What you have to do. Repeat all of the data precisely.

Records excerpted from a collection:

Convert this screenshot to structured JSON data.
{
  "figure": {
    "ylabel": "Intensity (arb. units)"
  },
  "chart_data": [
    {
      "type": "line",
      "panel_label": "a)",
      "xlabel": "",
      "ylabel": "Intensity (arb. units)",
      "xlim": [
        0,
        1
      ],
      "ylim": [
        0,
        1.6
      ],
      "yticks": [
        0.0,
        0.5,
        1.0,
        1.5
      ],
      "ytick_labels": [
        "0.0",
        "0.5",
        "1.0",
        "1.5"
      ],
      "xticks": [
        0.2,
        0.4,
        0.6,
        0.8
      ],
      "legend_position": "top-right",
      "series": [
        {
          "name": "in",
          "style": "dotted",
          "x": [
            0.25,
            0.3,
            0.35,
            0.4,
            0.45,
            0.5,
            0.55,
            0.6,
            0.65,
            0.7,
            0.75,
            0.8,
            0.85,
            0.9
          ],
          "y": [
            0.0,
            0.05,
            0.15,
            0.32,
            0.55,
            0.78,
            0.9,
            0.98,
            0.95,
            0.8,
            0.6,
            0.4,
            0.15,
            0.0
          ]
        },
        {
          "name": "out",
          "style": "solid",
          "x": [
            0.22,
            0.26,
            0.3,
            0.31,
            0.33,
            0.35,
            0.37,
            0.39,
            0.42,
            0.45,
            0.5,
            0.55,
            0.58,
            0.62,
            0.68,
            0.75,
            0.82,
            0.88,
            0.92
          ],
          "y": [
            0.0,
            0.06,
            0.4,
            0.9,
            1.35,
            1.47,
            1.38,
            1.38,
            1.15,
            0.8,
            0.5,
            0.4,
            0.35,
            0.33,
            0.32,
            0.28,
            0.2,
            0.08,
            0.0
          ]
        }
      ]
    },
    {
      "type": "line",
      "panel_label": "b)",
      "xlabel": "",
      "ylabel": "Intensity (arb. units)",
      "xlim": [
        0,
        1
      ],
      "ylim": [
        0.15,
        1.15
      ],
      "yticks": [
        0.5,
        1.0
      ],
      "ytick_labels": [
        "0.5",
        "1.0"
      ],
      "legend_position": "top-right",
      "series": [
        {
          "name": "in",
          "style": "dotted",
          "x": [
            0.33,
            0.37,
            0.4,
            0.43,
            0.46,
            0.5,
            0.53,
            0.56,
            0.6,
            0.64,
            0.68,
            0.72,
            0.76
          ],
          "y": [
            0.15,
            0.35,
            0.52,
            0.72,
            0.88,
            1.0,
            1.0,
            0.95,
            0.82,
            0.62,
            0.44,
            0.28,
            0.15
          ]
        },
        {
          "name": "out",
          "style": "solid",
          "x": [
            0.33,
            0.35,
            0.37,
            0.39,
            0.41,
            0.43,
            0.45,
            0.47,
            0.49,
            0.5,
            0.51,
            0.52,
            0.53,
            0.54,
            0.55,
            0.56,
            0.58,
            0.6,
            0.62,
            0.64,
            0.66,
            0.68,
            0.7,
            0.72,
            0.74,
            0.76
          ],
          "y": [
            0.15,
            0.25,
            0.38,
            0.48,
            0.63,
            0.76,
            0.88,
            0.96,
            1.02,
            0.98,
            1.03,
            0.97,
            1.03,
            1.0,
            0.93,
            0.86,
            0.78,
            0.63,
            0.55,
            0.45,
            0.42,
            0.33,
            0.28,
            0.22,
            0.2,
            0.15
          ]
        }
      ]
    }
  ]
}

Output for this exercise.
Convert this screenshot to structured JSON data.
{
  "figure": {
    "ylabel": "Intensity (arb. units)"
  },
  "chart_data": [
    {
      "type": "line",
      "panel_label": "a)",
      "xlabel": "",
      "ylabel": "Intensity (arb. units)",
      "xlim": [
        0,
        1
      ],
      "ylim": [
        0,
        1.6
      ],
      "yticks": [
        0.0,
        0.5,
        1.0,
        1.5
      ],
      "ytick_labels": [
        "0.0",
        "0.5",
        "1.0",
        "1.5"
      ],
      "xticks": [
        0.2,
        0.4,
        0.6,
        0.8
      ],
      "legend_position": "top-right",
      "series": [
        {
          "name": "in",
          "style": "dotted",
          "x": [
            0.25,
            0.3,
            0.35,
            0.4,
            0.45,
            0.5,
            0.55,
            0.6,
            0.65,
            0.7,
            0.75,
            0.8,
            0.85,
            0.9
          ],
          "y": [
            0.0,
            0.05,
            0.15,
            0.32,
            0.55,
            0.78,
            0.9,
            0.98,
            0.95,
            0.8,
            0.6,
            0.4,
            0.15,
            0.0
          ]
        },
        {
          "name": "out",
          "style": "solid",
          "x": [
            0.22,
            0.26,
            0.3,
            0.31,
            0.33,
            0.35,
            0.37,
            0.39,
            0.42,
            0.45,
            0.5,
            0.55,
            0.58,
            0.62,
            0.68,
            0.75,
            0.82,
            0.88,
            0.92
          ],
          "y": [
            0.0,
            0.06,
            0.4,
            0.9,
            1.35,
            1.47,
            1.38,
            1.38,
            1.15,
            0.8,
            0.5,
            0.4,
            0.35,
            0.33,
            0.32,
            0.28,
            0.2,
            0.08,
            0.0
          ]
        }
      ]
    },
    {
      "type": "line",
      "panel_label": "b)",
      "xlabel": "",
      "ylabel": "Intensity (arb. units)",
      "xlim": [
        0,
        1
      ],
      "ylim": [
        0.15,
        1.15
      ],
      "yticks": [
        0.5,
        1.0
      ],
      "ytick_labels": [
        "0.5",
        "1.0"
      ],
      "legend_position": "top-right",
      "series": [
        {
          "name": "in",
          "style": "dotted",
          "x": [
            0.33,
            0.37,
            0.4,
            0.43,
            0.46,
            0.5,
            0.53,
            0.56,
            0.6,
            0.64,
            0.68,
            0.72,
            0.76
          ],
          "y": [
            0.15,
            0.35,
            0.52,
            0.72,
            0.88,
            1.0,
            1.0,
            0.95,
            0.82,
            0.62,
            0.44,
            0.28,
            0.15
          ]
        },
        {
          "name": "out",
          "style": "solid",
          "x": [
            0.33,
            0.35,
            0.37,
            0.39,
            0.41,
            0.43,
            0.45,
            0.47,
            0.49,
            0.5,
            0.51,
            0.52,
            0.53,
            0.54,
            0.55,
            0.56,
            0.58,
            0.6,
            0.62,
            0.64,
            0.66,
            0.68,
            0.7,
            0.72,
            0.74,
            0.76
          ],
          "y": [
            0.15,
            0.25,
            0.38,
            0.48,
            0.63,
            0.76,
            0.88,
            0.96,
            1.02,
            0.98,
            1.03,
            0.97,
            1.03,
            1.0,
            0.93,
            0.86,
            0.78,
            0.63,
            0.55,
            0.45,
            0.42,
            0.33,
            0.28,
            0.22,
            0.2,
            0.15
          ]
        }
      ]
    }
  ]
}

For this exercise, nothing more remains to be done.